PROMPT – Without the pictures, return each record as it appears.

╭──

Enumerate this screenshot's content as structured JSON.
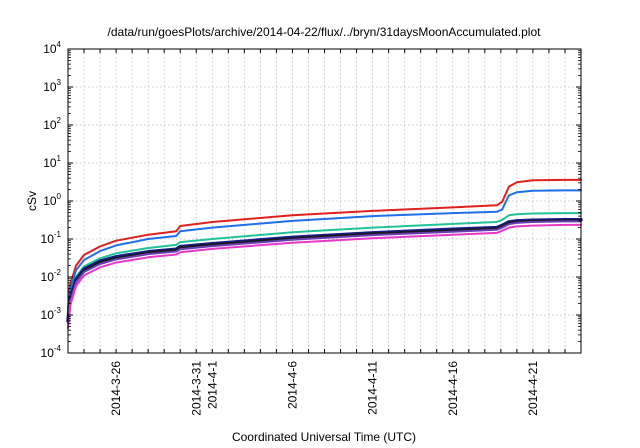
{
  "chart_data": {
    "type": "line",
    "title": "/data/run/goesPlots/archive/2014-04-22/flux/../bryn/31daysMoonAccumulated.plot",
    "xlabel": "Coordinated Universal Time (UTC)",
    "ylabel": "cSv",
    "y_scale": "log",
    "ylim_exponents": [
      -4,
      4
    ],
    "y_tick_base": "10",
    "y_tick_exponents": [
      "-4",
      "-3",
      "-2",
      "-1",
      "0",
      "1",
      "2",
      "3",
      "4"
    ],
    "xlim": [
      "2014-03-23",
      "2014-04-24"
    ],
    "x_ticks": [
      {
        "date": "2014-03-26",
        "label": "2014-3-26"
      },
      {
        "date": "2014-03-31",
        "label": "2014-3-31"
      },
      {
        "date": "2014-04-01",
        "label": "2014-4-1"
      },
      {
        "date": "2014-04-06",
        "label": "2014-4-6"
      },
      {
        "date": "2014-04-11",
        "label": "2014-4-11"
      },
      {
        "date": "2014-04-16",
        "label": "2014-4-16"
      },
      {
        "date": "2014-04-21",
        "label": "2014-4-21"
      }
    ],
    "grid": true,
    "grid_x": [
      "2014-03-24",
      "2014-03-25",
      "2014-03-26",
      "2014-03-27",
      "2014-03-28",
      "2014-03-29",
      "2014-03-30",
      "2014-03-31",
      "2014-04-01",
      "2014-04-02",
      "2014-04-03",
      "2014-04-04",
      "2014-04-05",
      "2014-04-06",
      "2014-04-07",
      "2014-04-08",
      "2014-04-09",
      "2014-04-10",
      "2014-04-11",
      "2014-04-12",
      "2014-04-13",
      "2014-04-14",
      "2014-04-15",
      "2014-04-16",
      "2014-04-17",
      "2014-04-18",
      "2014-04-19",
      "2014-04-20",
      "2014-04-21",
      "2014-04-22",
      "2014-04-23"
    ],
    "x": [
      "2014-03-23T00:00",
      "2014-03-23T03:00",
      "2014-03-23T12:00",
      "2014-03-24T00:00",
      "2014-03-25T00:00",
      "2014-03-26T00:00",
      "2014-03-28T00:00",
      "2014-03-29T18:00",
      "2014-03-30T00:00",
      "2014-04-01T00:00",
      "2014-04-06T00:00",
      "2014-04-11T00:00",
      "2014-04-16T00:00",
      "2014-04-18T18:00",
      "2014-04-19T02:00",
      "2014-04-19T12:00",
      "2014-04-20T00:00",
      "2014-04-21T00:00",
      "2014-04-23T00:00",
      "2014-04-24T00:00"
    ],
    "series": [
      {
        "color": "#e0201c",
        "width": 2,
        "values": [
          0.0015,
          0.006,
          0.02,
          0.038,
          0.064,
          0.09,
          0.13,
          0.16,
          0.22,
          0.28,
          0.42,
          0.55,
          0.68,
          0.77,
          0.95,
          2.4,
          3.1,
          3.5,
          3.6,
          3.6
        ]
      },
      {
        "color": "#1f6fe8",
        "width": 2,
        "values": [
          0.0011,
          0.0045,
          0.015,
          0.028,
          0.048,
          0.068,
          0.1,
          0.12,
          0.16,
          0.2,
          0.3,
          0.4,
          0.48,
          0.52,
          0.6,
          1.4,
          1.7,
          1.85,
          1.9,
          1.9
        ]
      },
      {
        "color": "#22c29a",
        "width": 2,
        "values": [
          0.0008,
          0.003,
          0.01,
          0.019,
          0.031,
          0.042,
          0.058,
          0.07,
          0.083,
          0.1,
          0.15,
          0.2,
          0.25,
          0.28,
          0.32,
          0.42,
          0.45,
          0.47,
          0.48,
          0.48
        ]
      },
      {
        "color": "#1a1a8a",
        "width": 3.5,
        "values": [
          0.0007,
          0.0026,
          0.0085,
          0.016,
          0.026,
          0.034,
          0.046,
          0.054,
          0.063,
          0.075,
          0.11,
          0.145,
          0.18,
          0.2,
          0.23,
          0.28,
          0.3,
          0.31,
          0.32,
          0.32
        ]
      },
      {
        "color": "#1a1a1a",
        "width": 2,
        "values": [
          0.00068,
          0.0025,
          0.008,
          0.015,
          0.025,
          0.032,
          0.044,
          0.052,
          0.06,
          0.072,
          0.105,
          0.14,
          0.17,
          0.19,
          0.22,
          0.265,
          0.285,
          0.3,
          0.31,
          0.31
        ]
      },
      {
        "color": "#6a3fb5",
        "width": 2,
        "values": [
          0.00062,
          0.0022,
          0.0072,
          0.0135,
          0.022,
          0.029,
          0.04,
          0.047,
          0.054,
          0.065,
          0.095,
          0.127,
          0.155,
          0.175,
          0.2,
          0.245,
          0.265,
          0.28,
          0.29,
          0.29
        ]
      },
      {
        "color": "#e639c8",
        "width": 2,
        "values": [
          0.00045,
          0.0017,
          0.0058,
          0.011,
          0.018,
          0.024,
          0.033,
          0.039,
          0.045,
          0.055,
          0.08,
          0.105,
          0.13,
          0.145,
          0.165,
          0.2,
          0.215,
          0.225,
          0.235,
          0.235
        ]
      }
    ]
  }
}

╰──

OUTPUT –
Enumerate this screenshot's content as structured JSON.
{
  "chart_data": {
    "type": "line",
    "title": "/data/run/goesPlots/archive/2014-04-22/flux/../bryn/31daysMoonAccumulated.plot",
    "xlabel": "Coordinated Universal Time (UTC)",
    "ylabel": "cSv",
    "y_scale": "log",
    "ylim_exponents": [
      -4,
      4
    ],
    "y_tick_base": "10",
    "y_tick_exponents": [
      "-4",
      "-3",
      "-2",
      "-1",
      "0",
      "1",
      "2",
      "3",
      "4"
    ],
    "xlim": [
      "2014-03-23",
      "2014-04-24"
    ],
    "x_ticks": [
      {
        "date": "2014-03-26",
        "label": "2014-3-26"
      },
      {
        "date": "2014-03-31",
        "label": "2014-3-31"
      },
      {
        "date": "2014-04-01",
        "label": "2014-4-1"
      },
      {
        "date": "2014-04-06",
        "label": "2014-4-6"
      },
      {
        "date": "2014-04-11",
        "label": "2014-4-11"
      },
      {
        "date": "2014-04-16",
        "label": "2014-4-16"
      },
      {
        "date": "2014-04-21",
        "label": "2014-4-21"
      }
    ],
    "grid": true,
    "grid_x": [
      "2014-03-24",
      "2014-03-25",
      "2014-03-26",
      "2014-03-27",
      "2014-03-28",
      "2014-03-29",
      "2014-03-30",
      "2014-03-31",
      "2014-04-01",
      "2014-04-02",
      "2014-04-03",
      "2014-04-04",
      "2014-04-05",
      "2014-04-06",
      "2014-04-07",
      "2014-04-08",
      "2014-04-09",
      "2014-04-10",
      "2014-04-11",
      "2014-04-12",
      "2014-04-13",
      "2014-04-14",
      "2014-04-15",
      "2014-04-16",
      "2014-04-17",
      "2014-04-18",
      "2014-04-19",
      "2014-04-20",
      "2014-04-21",
      "2014-04-22",
      "2014-04-23"
    ],
    "x": [
      "2014-03-23T00:00",
      "2014-03-23T03:00",
      "2014-03-23T12:00",
      "2014-03-24T00:00",
      "2014-03-25T00:00",
      "2014-03-26T00:00",
      "2014-03-28T00:00",
      "2014-03-29T18:00",
      "2014-03-30T00:00",
      "2014-04-01T00:00",
      "2014-04-06T00:00",
      "2014-04-11T00:00",
      "2014-04-16T00:00",
      "2014-04-18T18:00",
      "2014-04-19T02:00",
      "2014-04-19T12:00",
      "2014-04-20T00:00",
      "2014-04-21T00:00",
      "2014-04-23T00:00",
      "2014-04-24T00:00"
    ],
    "series": [
      {
        "color": "#e0201c",
        "width": 2,
        "values": [
          0.0015,
          0.006,
          0.02,
          0.038,
          0.064,
          0.09,
          0.13,
          0.16,
          0.22,
          0.28,
          0.42,
          0.55,
          0.68,
          0.77,
          0.95,
          2.4,
          3.1,
          3.5,
          3.6,
          3.6
        ]
      },
      {
        "color": "#1f6fe8",
        "width": 2,
        "values": [
          0.0011,
          0.0045,
          0.015,
          0.028,
          0.048,
          0.068,
          0.1,
          0.12,
          0.16,
          0.2,
          0.3,
          0.4,
          0.48,
          0.52,
          0.6,
          1.4,
          1.7,
          1.85,
          1.9,
          1.9
        ]
      },
      {
        "color": "#22c29a",
        "width": 2,
        "values": [
          0.0008,
          0.003,
          0.01,
          0.019,
          0.031,
          0.042,
          0.058,
          0.07,
          0.083,
          0.1,
          0.15,
          0.2,
          0.25,
          0.28,
          0.32,
          0.42,
          0.45,
          0.47,
          0.48,
          0.48
        ]
      },
      {
        "color": "#1a1a8a",
        "width": 3.5,
        "values": [
          0.0007,
          0.0026,
          0.0085,
          0.016,
          0.026,
          0.034,
          0.046,
          0.054,
          0.063,
          0.075,
          0.11,
          0.145,
          0.18,
          0.2,
          0.23,
          0.28,
          0.3,
          0.31,
          0.32,
          0.32
        ]
      },
      {
        "color": "#1a1a1a",
        "width": 2,
        "values": [
          0.00068,
          0.0025,
          0.008,
          0.015,
          0.025,
          0.032,
          0.044,
          0.052,
          0.06,
          0.072,
          0.105,
          0.14,
          0.17,
          0.19,
          0.22,
          0.265,
          0.285,
          0.3,
          0.31,
          0.31
        ]
      },
      {
        "color": "#6a3fb5",
        "width": 2,
        "values": [
          0.00062,
          0.0022,
          0.0072,
          0.0135,
          0.022,
          0.029,
          0.04,
          0.047,
          0.054,
          0.065,
          0.095,
          0.127,
          0.155,
          0.175,
          0.2,
          0.245,
          0.265,
          0.28,
          0.29,
          0.29
        ]
      },
      {
        "color": "#e639c8",
        "width": 2,
        "values": [
          0.00045,
          0.0017,
          0.0058,
          0.011,
          0.018,
          0.024,
          0.033,
          0.039,
          0.045,
          0.055,
          0.08,
          0.105,
          0.13,
          0.145,
          0.165,
          0.2,
          0.215,
          0.225,
          0.235,
          0.235
        ]
      }
    ]
  }
}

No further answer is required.